What is expected: Select every line below containing the word "with".
# # # # # # #
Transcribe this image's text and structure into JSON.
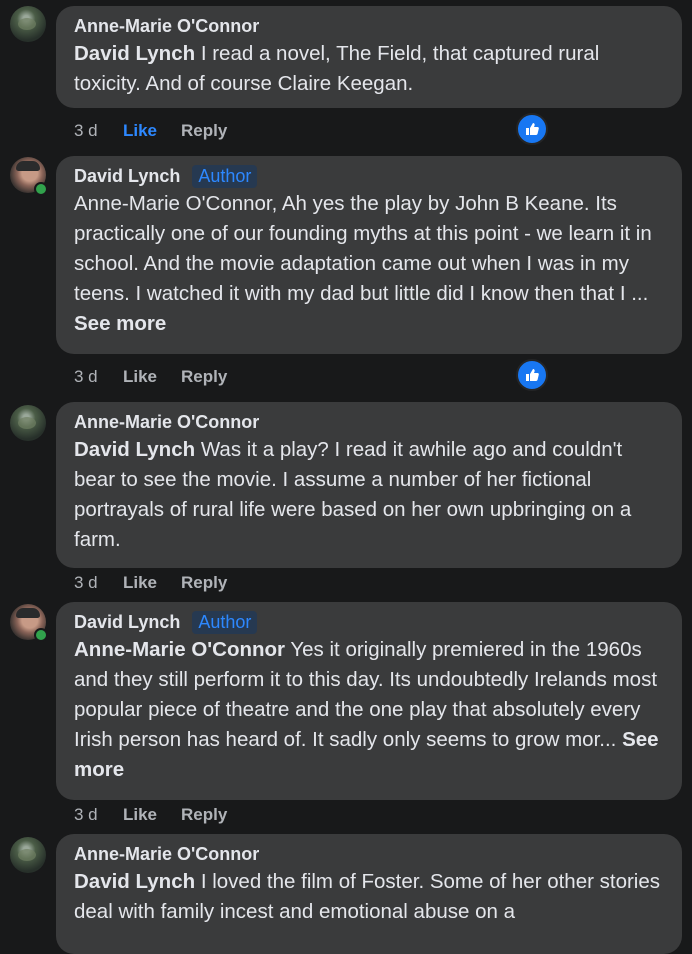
{
  "comments": [
    {
      "author": "Anne-Marie O'Connor",
      "mention": "David Lynch",
      "text": " I read a novel, The Field, that captured rural toxicity. And of course Claire Keegan.",
      "time": "3 d",
      "like": "Like",
      "reply": "Reply"
    },
    {
      "author": "David Lynch",
      "badge": "Author",
      "text": "Anne-Marie O'Connor, Ah yes the play by John B Keane. Its practically one of our founding myths at this point - we learn it in school. And the movie adaptation came out when I was in my teens. I watched it with my dad but little did I know then that I ... ",
      "see_more": "See more",
      "time": "3 d",
      "like": "Like",
      "reply": "Reply"
    },
    {
      "author": "Anne-Marie O'Connor",
      "mention": "David Lynch",
      "text": " Was it a play? I read it awhile ago and couldn't bear to see the movie. I assume a number of her fictional portrayals of rural life were based on her own upbringing on a farm.",
      "time": "3 d",
      "like": "Like",
      "reply": "Reply"
    },
    {
      "author": "David Lynch",
      "badge": "Author",
      "mention": "Anne-Marie O'Connor",
      "text": " Yes it originally premiered in the 1960s and they still perform it to this day. Its undoubtedly Irelands most popular piece of theatre and the one play that absolutely every Irish person has heard of. It sadly only seems to grow mor... ",
      "see_more": "See more",
      "time": "3 d",
      "like": "Like",
      "reply": "Reply"
    },
    {
      "author": "Anne-Marie O'Connor",
      "mention": "David Lynch",
      "text": " I loved the film of Foster. Some of her other stories deal with family incest and emotional abuse on a"
    }
  ],
  "colors": {
    "background": "#18191a",
    "bubble": "#3a3b3c",
    "accent": "#2d88ff",
    "like_active": "#2d88ff",
    "online": "#31a24c",
    "muted": "#b0b3b8"
  },
  "icons": {
    "reaction": "thumbs-up-icon",
    "online": "online-status-dot"
  }
}
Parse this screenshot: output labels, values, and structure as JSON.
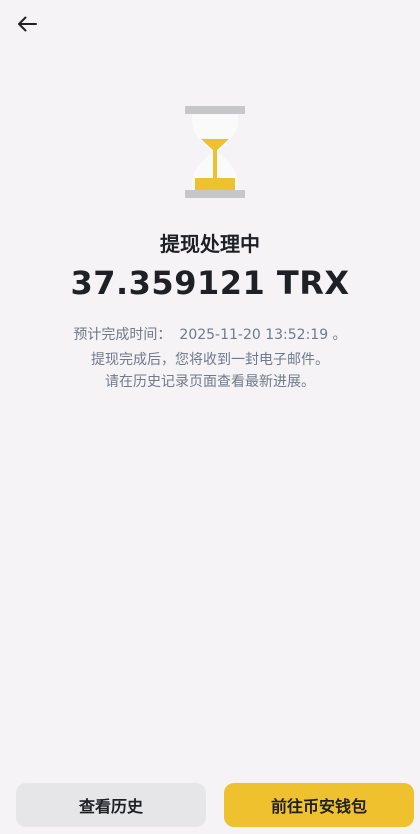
{
  "header": {
    "back_icon": "arrow-left-icon"
  },
  "status": {
    "icon": "hourglass-icon",
    "title": "提现处理中",
    "amount": "37.359121 TRX",
    "estimate_label": "预计完成时间：",
    "estimate_time": "2025-11-20 13:52:19 。",
    "notice_line1": "提现完成后，您将收到一封电子邮件。",
    "notice_line2": "请在历史记录页面查看最新进展。"
  },
  "actions": {
    "history_label": "查看历史",
    "wallet_label": "前往币安钱包"
  },
  "colors": {
    "accent": "#F0C12E",
    "background": "#F5F3F6",
    "secondary_button": "#E6E6E8",
    "muted_text": "#707A8A",
    "hourglass_frame": "#C7C7CA"
  }
}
# # # # # # #
The result:
      "text": "Anne-Marie O'Connor, Ah yes the play by John B Keane. Its practically one of our founding myths at this point - we learn it in school. And the movie adaptation came out when I was in my teens. I watched it with my dad but little did I know then that I ... ",
      "text": " I loved the film of Foster. Some of her other stories deal with family incest and emotional abuse on a"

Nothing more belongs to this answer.